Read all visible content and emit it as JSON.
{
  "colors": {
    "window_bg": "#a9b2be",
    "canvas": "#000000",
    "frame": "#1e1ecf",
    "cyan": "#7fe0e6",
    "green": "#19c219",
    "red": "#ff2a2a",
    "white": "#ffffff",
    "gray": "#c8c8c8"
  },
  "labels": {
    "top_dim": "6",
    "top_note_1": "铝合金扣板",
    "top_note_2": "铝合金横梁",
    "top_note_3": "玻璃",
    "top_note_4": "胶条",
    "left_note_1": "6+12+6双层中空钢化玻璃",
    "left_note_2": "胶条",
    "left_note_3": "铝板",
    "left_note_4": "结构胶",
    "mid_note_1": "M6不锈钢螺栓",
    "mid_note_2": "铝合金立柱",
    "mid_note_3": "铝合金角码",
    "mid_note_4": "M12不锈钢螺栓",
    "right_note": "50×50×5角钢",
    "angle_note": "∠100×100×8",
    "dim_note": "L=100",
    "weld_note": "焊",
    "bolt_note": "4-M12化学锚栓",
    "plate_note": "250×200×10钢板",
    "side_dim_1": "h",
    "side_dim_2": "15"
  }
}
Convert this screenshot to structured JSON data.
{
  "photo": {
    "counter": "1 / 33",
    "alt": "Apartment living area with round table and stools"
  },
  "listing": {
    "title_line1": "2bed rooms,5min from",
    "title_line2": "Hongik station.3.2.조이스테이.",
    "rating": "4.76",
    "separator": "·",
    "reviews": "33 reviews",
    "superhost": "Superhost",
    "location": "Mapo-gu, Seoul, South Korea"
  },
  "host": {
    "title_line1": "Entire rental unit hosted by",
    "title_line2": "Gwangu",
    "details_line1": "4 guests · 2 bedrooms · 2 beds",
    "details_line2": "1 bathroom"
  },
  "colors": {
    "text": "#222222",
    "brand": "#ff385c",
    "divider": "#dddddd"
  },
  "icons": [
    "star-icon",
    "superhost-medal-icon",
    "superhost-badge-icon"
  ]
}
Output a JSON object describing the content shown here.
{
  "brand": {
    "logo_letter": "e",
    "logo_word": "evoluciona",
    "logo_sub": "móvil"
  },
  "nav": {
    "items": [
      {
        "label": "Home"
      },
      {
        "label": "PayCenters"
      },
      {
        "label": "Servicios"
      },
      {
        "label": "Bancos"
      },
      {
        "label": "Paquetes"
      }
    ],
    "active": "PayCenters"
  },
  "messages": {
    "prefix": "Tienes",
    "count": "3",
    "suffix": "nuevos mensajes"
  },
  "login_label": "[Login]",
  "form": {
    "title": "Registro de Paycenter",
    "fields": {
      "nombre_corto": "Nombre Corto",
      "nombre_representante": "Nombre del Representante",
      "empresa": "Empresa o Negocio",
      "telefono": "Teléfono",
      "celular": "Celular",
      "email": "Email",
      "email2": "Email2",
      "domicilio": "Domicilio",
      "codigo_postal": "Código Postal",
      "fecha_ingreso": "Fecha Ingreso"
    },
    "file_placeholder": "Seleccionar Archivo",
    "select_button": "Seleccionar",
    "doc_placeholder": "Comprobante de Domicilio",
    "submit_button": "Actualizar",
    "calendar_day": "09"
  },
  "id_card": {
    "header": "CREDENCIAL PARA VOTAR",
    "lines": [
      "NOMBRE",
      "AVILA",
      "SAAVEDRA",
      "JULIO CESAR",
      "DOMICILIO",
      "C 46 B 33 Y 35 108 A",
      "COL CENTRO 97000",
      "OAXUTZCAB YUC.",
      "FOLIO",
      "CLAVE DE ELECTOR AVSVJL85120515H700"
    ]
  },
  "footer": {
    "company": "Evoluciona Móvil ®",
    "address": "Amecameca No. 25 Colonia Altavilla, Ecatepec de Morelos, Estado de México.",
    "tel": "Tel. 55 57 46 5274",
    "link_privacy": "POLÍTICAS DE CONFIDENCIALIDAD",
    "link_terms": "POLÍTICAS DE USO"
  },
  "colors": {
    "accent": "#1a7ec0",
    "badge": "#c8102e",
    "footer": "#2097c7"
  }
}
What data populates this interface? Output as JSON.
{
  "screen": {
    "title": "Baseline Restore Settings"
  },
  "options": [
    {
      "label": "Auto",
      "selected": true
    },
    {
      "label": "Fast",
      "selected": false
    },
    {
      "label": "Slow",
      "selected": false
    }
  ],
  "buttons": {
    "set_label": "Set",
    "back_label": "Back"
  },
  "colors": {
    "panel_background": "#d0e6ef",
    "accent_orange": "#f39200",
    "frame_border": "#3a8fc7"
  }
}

- **WHAT YOU WILL DO**
Give back exactly the lines running from the line containing "Output a JSON" through the end of the material above, both included, and nothing beyond them.

- **ANSWER IN FULL**
Output a JSON object describing the content shown here.
{
  "brand": {
    "logo_letter": "e",
    "logo_word": "evoluciona",
    "logo_sub": "móvil"
  },
  "nav": {
    "items": [
      {
        "label": "Home"
      },
      {
        "label": "PayCenters"
      },
      {
        "label": "Servicios"
      },
      {
        "label": "Bancos"
      },
      {
        "label": "Paquetes"
      }
    ],
    "active": "PayCenters"
  },
  "messages": {
    "prefix": "Tienes",
    "count": "3",
    "suffix": "nuevos mensajes"
  },
  "login_label": "[Login]",
  "form": {
    "title": "Registro de Paycenter",
    "fields": {
      "nombre_corto": "Nombre Corto",
      "nombre_representante": "Nombre del Representante",
      "empresa": "Empresa o Negocio",
      "telefono": "Teléfono",
      "celular": "Celular",
      "email": "Email",
      "email2": "Email2",
      "domicilio": "Domicilio",
      "codigo_postal": "Código Postal",
      "fecha_ingreso": "Fecha Ingreso"
    },
    "file_placeholder": "Seleccionar Archivo",
    "select_button": "Seleccionar",
    "doc_placeholder": "Comprobante de Domicilio",
    "submit_button": "Actualizar",
    "calendar_day": "09"
  },
  "id_card": {
    "header": "CREDENCIAL PARA VOTAR",
    "lines": [
      "NOMBRE",
      "AVILA",
      "SAAVEDRA",
      "JULIO CESAR",
      "DOMICILIO",
      "C 46 B 33 Y 35 108 A",
      "COL CENTRO 97000",
      "OAXUTZCAB YUC.",
      "FOLIO",
      "CLAVE DE ELECTOR AVSVJL85120515H700"
    ]
  },
  "footer": {
    "company": "Evoluciona Móvil ®",
    "address": "Amecameca No. 25 Colonia Altavilla, Ecatepec de Morelos, Estado de México.",
    "tel": "Tel. 55 57 46 5274",
    "link_privacy": "POLÍTICAS DE CONFIDENCIALIDAD",
    "link_terms": "POLÍTICAS DE USO"
  },
  "colors": {
    "accent": "#1a7ec0",
    "badge": "#c8102e",
    "footer": "#2097c7"
  }
}
What data populates this interface? Output as JSON.
{
  "screen": {
    "title": "Baseline Restore Settings"
  },
  "options": [
    {
      "label": "Auto",
      "selected": true
    },
    {
      "label": "Fast",
      "selected": false
    },
    {
      "label": "Slow",
      "selected": false
    }
  ],
  "buttons": {
    "set_label": "Set",
    "back_label": "Back"
  },
  "colors": {
    "panel_background": "#d0e6ef",
    "accent_orange": "#f39200",
    "frame_border": "#3a8fc7"
  }
}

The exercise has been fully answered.